** start Given data **

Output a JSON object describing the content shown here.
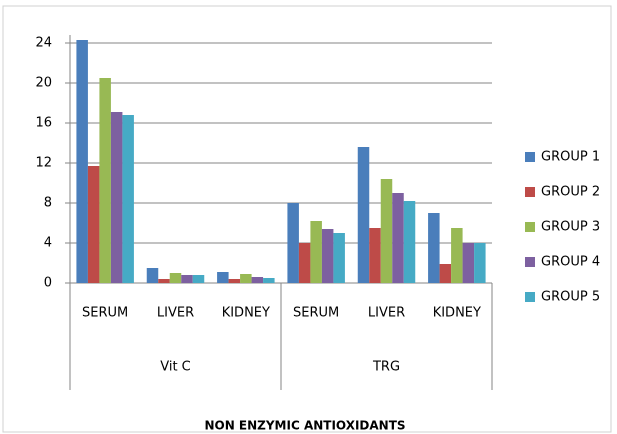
{
  "chart_data": {
    "type": "bar",
    "x_label": "NON  ENZYMIC   ANTIOXIDANTS",
    "groups": [
      {
        "name": "Vit C",
        "categories": [
          "SERUM",
          "LIVER",
          "KIDNEY"
        ]
      },
      {
        "name": "TRG",
        "categories": [
          "SERUM",
          "LIVER",
          "KIDNEY"
        ]
      }
    ],
    "series": [
      {
        "name": "GROUP 1",
        "color": "#4a7ebb",
        "values": [
          24.3,
          1.5,
          1.1,
          8.0,
          13.6,
          7.0
        ]
      },
      {
        "name": "GROUP 2",
        "color": "#be4b48",
        "values": [
          11.7,
          0.4,
          0.4,
          4.0,
          5.5,
          1.9
        ]
      },
      {
        "name": "GROUP 3",
        "color": "#98b954",
        "values": [
          20.5,
          1.0,
          0.9,
          6.2,
          10.4,
          5.5
        ]
      },
      {
        "name": "GROUP 4",
        "color": "#7d60a0",
        "values": [
          17.1,
          0.8,
          0.6,
          5.4,
          9.0,
          4.0
        ]
      },
      {
        "name": "GROUP 5",
        "color": "#46aac5",
        "values": [
          16.8,
          0.8,
          0.5,
          5.0,
          8.2,
          4.0
        ]
      }
    ],
    "ylim": [
      0,
      24
    ],
    "yticks": [
      0,
      4,
      8,
      12,
      16,
      20,
      24
    ],
    "grid": true,
    "legend": "right"
  }
}
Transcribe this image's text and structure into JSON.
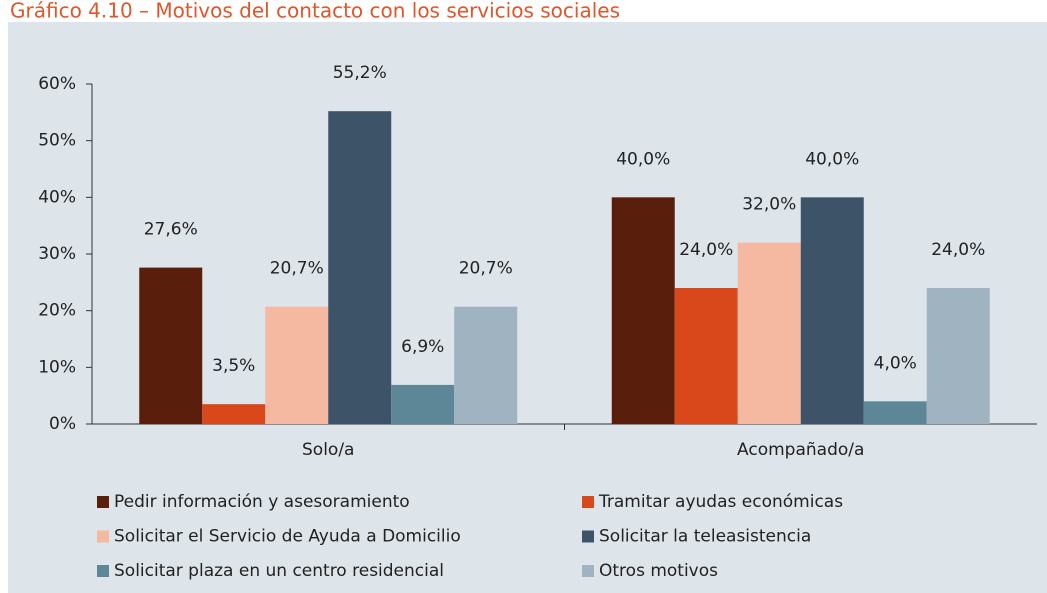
{
  "chart_data": {
    "type": "bar",
    "title": "Gráfico 4.10 – Motivos del contacto con los servicios sociales",
    "categories": [
      "Solo/a",
      "Acompañado/a"
    ],
    "series": [
      {
        "name": "Pedir información y asesoramiento",
        "color": "#5a1e0d",
        "values": [
          27.6,
          40.0
        ],
        "value_labels": [
          "27,6%",
          "40,0%"
        ]
      },
      {
        "name": "Tramitar ayudas económicas",
        "color": "#d9481a",
        "values": [
          3.5,
          24.0
        ],
        "value_labels": [
          "3,5%",
          "24,0%"
        ]
      },
      {
        "name": "Solicitar el Servicio de Ayuda a Domicilio",
        "color": "#f5b8a1",
        "values": [
          20.7,
          32.0
        ],
        "value_labels": [
          "20,7%",
          "32,0%"
        ]
      },
      {
        "name": "Solicitar la teleasistencia",
        "color": "#3d5468",
        "values": [
          55.2,
          40.0
        ],
        "value_labels": [
          "55,2%",
          "40,0%"
        ]
      },
      {
        "name": "Solicitar plaza en un centro residencial",
        "color": "#5d8696",
        "values": [
          6.9,
          4.0
        ],
        "value_labels": [
          "6,9%",
          "4,0%"
        ]
      },
      {
        "name": "Otros motivos",
        "color": "#9fb4c0",
        "values": [
          20.7,
          24.0
        ],
        "value_labels": [
          "20,7%",
          "24,0%"
        ]
      }
    ],
    "ylim": [
      0,
      60
    ],
    "yticks": [
      {
        "value": 0,
        "label": "0%"
      },
      {
        "value": 10,
        "label": "10%"
      },
      {
        "value": 20,
        "label": "20%"
      },
      {
        "value": 30,
        "label": "30%"
      },
      {
        "value": 40,
        "label": "40%"
      },
      {
        "value": 50,
        "label": "50%"
      },
      {
        "value": 60,
        "label": "60%"
      }
    ],
    "grid": false,
    "legend": "bottom"
  }
}
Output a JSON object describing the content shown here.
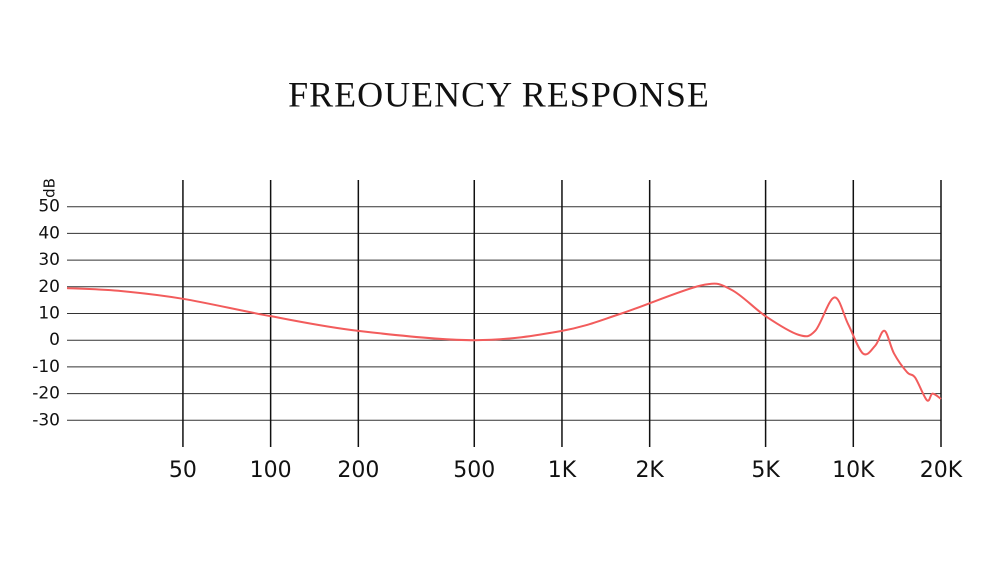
{
  "chart_data": {
    "type": "line",
    "title": "FREOUENCY RESPONSE",
    "y_label": "dB",
    "x": [
      20,
      30,
      50,
      100,
      200,
      500,
      1000,
      1600,
      3000,
      3800,
      5000,
      6500,
      7400,
      8600,
      9600,
      10800,
      11900,
      12800,
      13800,
      15300,
      16300,
      17900,
      18700,
      20000
    ],
    "series": [
      {
        "color": "#f25c5c",
        "values": [
          19.5,
          18.5,
          15.5,
          9,
          3.5,
          0,
          3.5,
          10,
          20.5,
          19,
          9,
          2,
          3.5,
          16,
          6,
          -5,
          -2,
          3.5,
          -5,
          -12,
          -14,
          -22.5,
          -20,
          -22
        ]
      }
    ],
    "xlim": [
      20,
      20000
    ],
    "xscale": "log",
    "xticks": [
      50,
      100,
      200,
      500,
      {
        "value": 1000,
        "label": "1K"
      },
      {
        "value": 2000,
        "label": "2K"
      },
      {
        "value": 5000,
        "label": "5K"
      },
      {
        "value": 10000,
        "label": "10K"
      },
      {
        "value": 20000,
        "label": "20K"
      }
    ],
    "ylim": [
      -40,
      60
    ],
    "yticks": [
      50,
      40,
      30,
      20,
      10,
      0,
      -10,
      -20,
      -30
    ],
    "grid": true
  }
}
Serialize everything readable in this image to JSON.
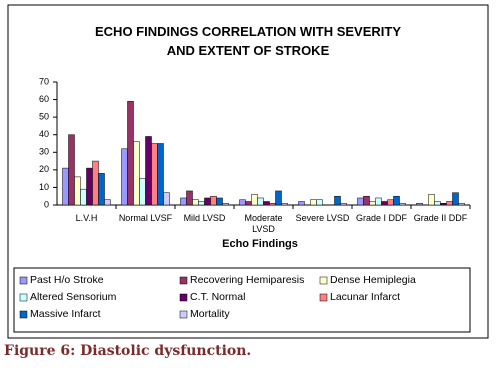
{
  "chart_data": {
    "type": "bar",
    "title": "ECHO FINDINGS CORRELATION WITH SEVERITY AND EXTENT OF STROKE",
    "x_label": "Echo Findings",
    "categories": [
      "L.V.H",
      "Normal LVSF",
      "Mild LVSD",
      "Moderate LVSD",
      "Severe LVSD",
      "Grade I DDF",
      "Grade II DDF"
    ],
    "series": [
      {
        "name": "Past H/o Stroke",
        "color": "#9999ff",
        "values": [
          21,
          32,
          4,
          3,
          2,
          4,
          1
        ]
      },
      {
        "name": "Recovering Hemiparesis",
        "color": "#993366",
        "values": [
          40,
          59,
          8,
          2,
          0,
          5,
          0
        ]
      },
      {
        "name": "Dense Hemiplegia",
        "color": "#ffffcc",
        "values": [
          16,
          36,
          3,
          6,
          3,
          2,
          6
        ]
      },
      {
        "name": "Altered Sensorium",
        "color": "#ccffff",
        "values": [
          9,
          15,
          2,
          4,
          3,
          4,
          2
        ]
      },
      {
        "name": "C.T. Normal",
        "color": "#660066",
        "values": [
          21,
          39,
          4,
          2,
          0,
          2,
          1
        ]
      },
      {
        "name": "Lacunar Infarct",
        "color": "#ff8080",
        "values": [
          25,
          35,
          5,
          1,
          0,
          3,
          2
        ]
      },
      {
        "name": "Massive Infarct",
        "color": "#0066cc",
        "values": [
          18,
          35,
          4,
          8,
          5,
          5,
          7
        ]
      },
      {
        "name": "Mortality",
        "color": "#ccccff",
        "values": [
          3,
          7,
          1,
          1,
          1,
          1,
          1
        ]
      }
    ],
    "ylim": [
      0,
      70
    ],
    "yticks": [
      0,
      10,
      20,
      30,
      40,
      50,
      60,
      70
    ],
    "legend": "bottom"
  },
  "caption": "Figure 6: Diastolic dysfunction."
}
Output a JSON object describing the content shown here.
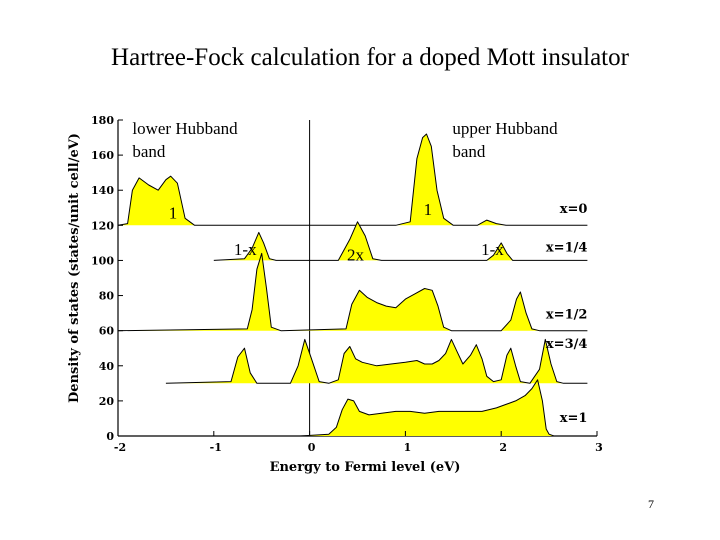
{
  "slide": {
    "title": "Hartree-Fock calculation for a doped Mott insulator",
    "page_number": "7"
  },
  "colors": {
    "fill": "#ffff00",
    "line": "#000000"
  },
  "chart_data": {
    "type": "area",
    "title": "Hartree-Fock calculation for a doped Mott insulator",
    "xlabel": "Energy to Fermi level (eV)",
    "ylabel": "Density of states (states/unit cell/eV)",
    "xlim": [
      -2,
      3
    ],
    "ylim": [
      0,
      180
    ],
    "x_ticks": [
      -2,
      -1,
      0,
      1,
      2,
      3
    ],
    "y_ticks": [
      0,
      20,
      40,
      60,
      80,
      100,
      120,
      140,
      160,
      180
    ],
    "fermi_level_line": 0,
    "series": [
      {
        "name": "x=0",
        "baseline": 120,
        "label_at": [
          2.9,
          127
        ],
        "points": [
          [
            -2.0,
            120
          ],
          [
            -1.9,
            121
          ],
          [
            -1.85,
            140
          ],
          [
            -1.78,
            147
          ],
          [
            -1.68,
            143
          ],
          [
            -1.58,
            140
          ],
          [
            -1.5,
            146
          ],
          [
            -1.45,
            148
          ],
          [
            -1.38,
            144
          ],
          [
            -1.3,
            124
          ],
          [
            -1.2,
            120
          ],
          [
            0.9,
            120
          ],
          [
            1.05,
            122
          ],
          [
            1.12,
            158
          ],
          [
            1.18,
            170
          ],
          [
            1.22,
            172
          ],
          [
            1.27,
            165
          ],
          [
            1.33,
            140
          ],
          [
            1.4,
            124
          ],
          [
            1.5,
            120
          ],
          [
            1.75,
            120
          ],
          [
            1.85,
            123
          ],
          [
            1.95,
            121
          ],
          [
            2.05,
            120
          ],
          [
            2.9,
            120
          ]
        ]
      },
      {
        "name": "x=1/4",
        "baseline": 100,
        "label_at": [
          2.9,
          105
        ],
        "points": [
          [
            -1.0,
            100
          ],
          [
            -0.68,
            101
          ],
          [
            -0.6,
            107
          ],
          [
            -0.53,
            116
          ],
          [
            -0.48,
            110
          ],
          [
            -0.42,
            101
          ],
          [
            -0.35,
            100
          ],
          [
            0.3,
            100
          ],
          [
            0.42,
            112
          ],
          [
            0.5,
            122
          ],
          [
            0.58,
            114
          ],
          [
            0.66,
            101
          ],
          [
            0.75,
            100
          ],
          [
            1.85,
            100
          ],
          [
            1.92,
            103
          ],
          [
            2.0,
            110
          ],
          [
            2.06,
            104
          ],
          [
            2.12,
            100
          ],
          [
            2.9,
            100
          ]
        ]
      },
      {
        "name": "x=1/2",
        "baseline": 60,
        "label_at": [
          2.9,
          67
        ],
        "points": [
          [
            -2.0,
            60
          ],
          [
            -0.65,
            61
          ],
          [
            -0.6,
            72
          ],
          [
            -0.55,
            95
          ],
          [
            -0.5,
            104
          ],
          [
            -0.45,
            84
          ],
          [
            -0.4,
            62
          ],
          [
            -0.3,
            60
          ],
          [
            0.38,
            61
          ],
          [
            0.44,
            75
          ],
          [
            0.52,
            83
          ],
          [
            0.6,
            79
          ],
          [
            0.7,
            76
          ],
          [
            0.8,
            74
          ],
          [
            0.9,
            73
          ],
          [
            1.0,
            78
          ],
          [
            1.1,
            81
          ],
          [
            1.2,
            84
          ],
          [
            1.28,
            83
          ],
          [
            1.34,
            74
          ],
          [
            1.4,
            62
          ],
          [
            1.48,
            60
          ],
          [
            2.0,
            60
          ],
          [
            2.1,
            66
          ],
          [
            2.16,
            78
          ],
          [
            2.2,
            82
          ],
          [
            2.26,
            70
          ],
          [
            2.32,
            61
          ],
          [
            2.4,
            60
          ],
          [
            2.9,
            60
          ]
        ]
      },
      {
        "name": "x=3/4",
        "baseline": 30,
        "label_at": [
          2.9,
          50
        ],
        "points": [
          [
            -1.5,
            30
          ],
          [
            -0.82,
            31
          ],
          [
            -0.75,
            45
          ],
          [
            -0.68,
            50
          ],
          [
            -0.62,
            36
          ],
          [
            -0.55,
            30
          ],
          [
            -0.2,
            30
          ],
          [
            -0.12,
            40
          ],
          [
            -0.05,
            55
          ],
          [
            0.02,
            44
          ],
          [
            0.1,
            31
          ],
          [
            0.2,
            30
          ],
          [
            0.3,
            32
          ],
          [
            0.36,
            47
          ],
          [
            0.42,
            51
          ],
          [
            0.48,
            44
          ],
          [
            0.55,
            42
          ],
          [
            0.7,
            40
          ],
          [
            0.85,
            41
          ],
          [
            1.0,
            42
          ],
          [
            1.12,
            43
          ],
          [
            1.2,
            41
          ],
          [
            1.28,
            41
          ],
          [
            1.35,
            43
          ],
          [
            1.42,
            47
          ],
          [
            1.48,
            55
          ],
          [
            1.54,
            48
          ],
          [
            1.6,
            41
          ],
          [
            1.68,
            46
          ],
          [
            1.74,
            52
          ],
          [
            1.8,
            44
          ],
          [
            1.85,
            34
          ],
          [
            1.92,
            31
          ],
          [
            2.0,
            32
          ],
          [
            2.06,
            46
          ],
          [
            2.1,
            50
          ],
          [
            2.15,
            40
          ],
          [
            2.2,
            31
          ],
          [
            2.3,
            30
          ],
          [
            2.4,
            38
          ],
          [
            2.46,
            55
          ],
          [
            2.52,
            41
          ],
          [
            2.58,
            31
          ],
          [
            2.65,
            30
          ],
          [
            2.9,
            30
          ]
        ]
      },
      {
        "name": "x=1",
        "baseline": 0,
        "label_at": [
          2.9,
          8
        ],
        "points": [
          [
            -0.1,
            0
          ],
          [
            0.2,
            1
          ],
          [
            0.28,
            5
          ],
          [
            0.34,
            15
          ],
          [
            0.4,
            21
          ],
          [
            0.46,
            20
          ],
          [
            0.52,
            14
          ],
          [
            0.62,
            12
          ],
          [
            0.75,
            13
          ],
          [
            0.9,
            14
          ],
          [
            1.05,
            14
          ],
          [
            1.2,
            13
          ],
          [
            1.35,
            14
          ],
          [
            1.5,
            14
          ],
          [
            1.65,
            14
          ],
          [
            1.8,
            14
          ],
          [
            1.95,
            16
          ],
          [
            2.05,
            18
          ],
          [
            2.15,
            20
          ],
          [
            2.25,
            23
          ],
          [
            2.32,
            27
          ],
          [
            2.38,
            32
          ],
          [
            2.43,
            20
          ],
          [
            2.47,
            4
          ],
          [
            2.5,
            1
          ],
          [
            2.55,
            0
          ],
          [
            2.9,
            0
          ]
        ]
      }
    ],
    "annotations": [
      {
        "text": "lower Hubband",
        "x": -1.85,
        "y": 172
      },
      {
        "text": "band",
        "x": -1.85,
        "y": 159
      },
      {
        "text": "upper Hubband",
        "x": 1.49,
        "y": 172
      },
      {
        "text": "band",
        "x": 1.49,
        "y": 159
      },
      {
        "text": "1",
        "x": -1.47,
        "y": 124
      },
      {
        "text": "1",
        "x": 1.19,
        "y": 126
      },
      {
        "text": "1-x",
        "x": -0.79,
        "y": 103
      },
      {
        "text": "2x",
        "x": 0.39,
        "y": 100
      },
      {
        "text": "1-x",
        "x": 1.79,
        "y": 103
      }
    ]
  }
}
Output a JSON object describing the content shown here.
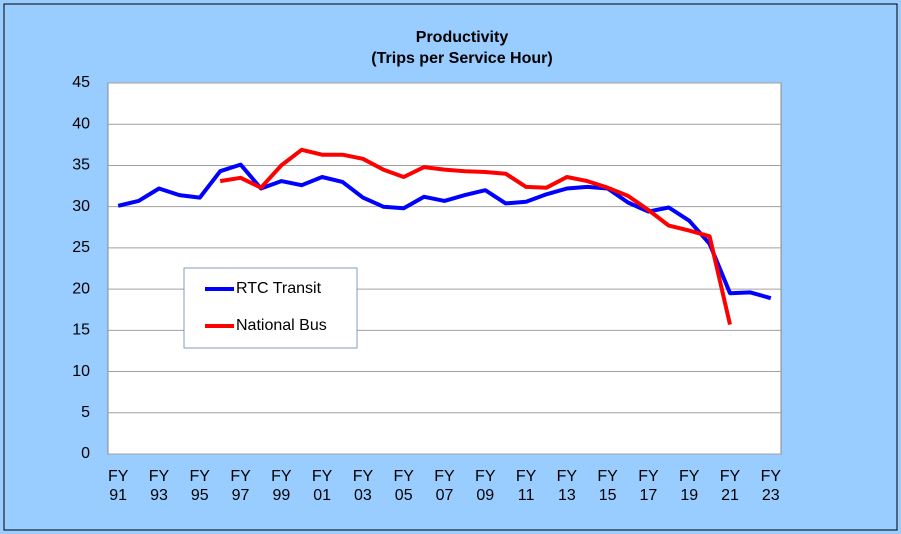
{
  "chart_data": {
    "type": "line",
    "title": "Productivity",
    "subtitle": "(Trips per Service Hour)",
    "categories": [
      "FY 91",
      null,
      "FY 93",
      null,
      "FY 95",
      null,
      "FY 97",
      null,
      "FY 99",
      null,
      "FY 01",
      null,
      "FY 03",
      null,
      "FY 05",
      null,
      "FY 07",
      null,
      "FY 09",
      null,
      "FY 11",
      null,
      "FY 13",
      null,
      "FY 15",
      null,
      "FY 17",
      null,
      "FY 19",
      null,
      "FY 21",
      null,
      "FY 23"
    ],
    "series": [
      {
        "name": "RTC Transit",
        "color": "#0000ff",
        "values": [
          30.1,
          30.7,
          32.2,
          31.4,
          31.1,
          34.3,
          35.1,
          32.2,
          33.1,
          32.6,
          33.6,
          33.0,
          31.1,
          30.0,
          29.8,
          31.2,
          30.7,
          31.4,
          32.0,
          30.4,
          30.6,
          31.5,
          32.2,
          32.4,
          32.2,
          30.5,
          29.4,
          29.9,
          28.3,
          25.5,
          19.5,
          19.6,
          18.9
        ]
      },
      {
        "name": "National Bus",
        "color": "#ff0000",
        "values": [
          null,
          null,
          null,
          null,
          null,
          33.1,
          33.5,
          32.3,
          35.0,
          36.9,
          36.3,
          36.3,
          35.8,
          34.5,
          33.6,
          34.8,
          34.5,
          34.3,
          34.2,
          34.0,
          32.4,
          32.3,
          33.6,
          33.1,
          32.3,
          31.3,
          29.6,
          27.7,
          27.1,
          26.4,
          15.7,
          null,
          null
        ]
      }
    ],
    "ylim": [
      0,
      45
    ],
    "yticks": [
      0,
      5,
      10,
      15,
      20,
      25,
      30,
      35,
      40,
      45
    ],
    "grid": true
  }
}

** end Given data **

■ Objective ■
List the lines of the records where "Solicitar" occurs.

■ Full solution ■
        "name": "Solicitar el Servicio de Ayuda a Domicilio",
        "name": "Solicitar la teleasistencia",
        "name": "Solicitar plaza en un centro residencial",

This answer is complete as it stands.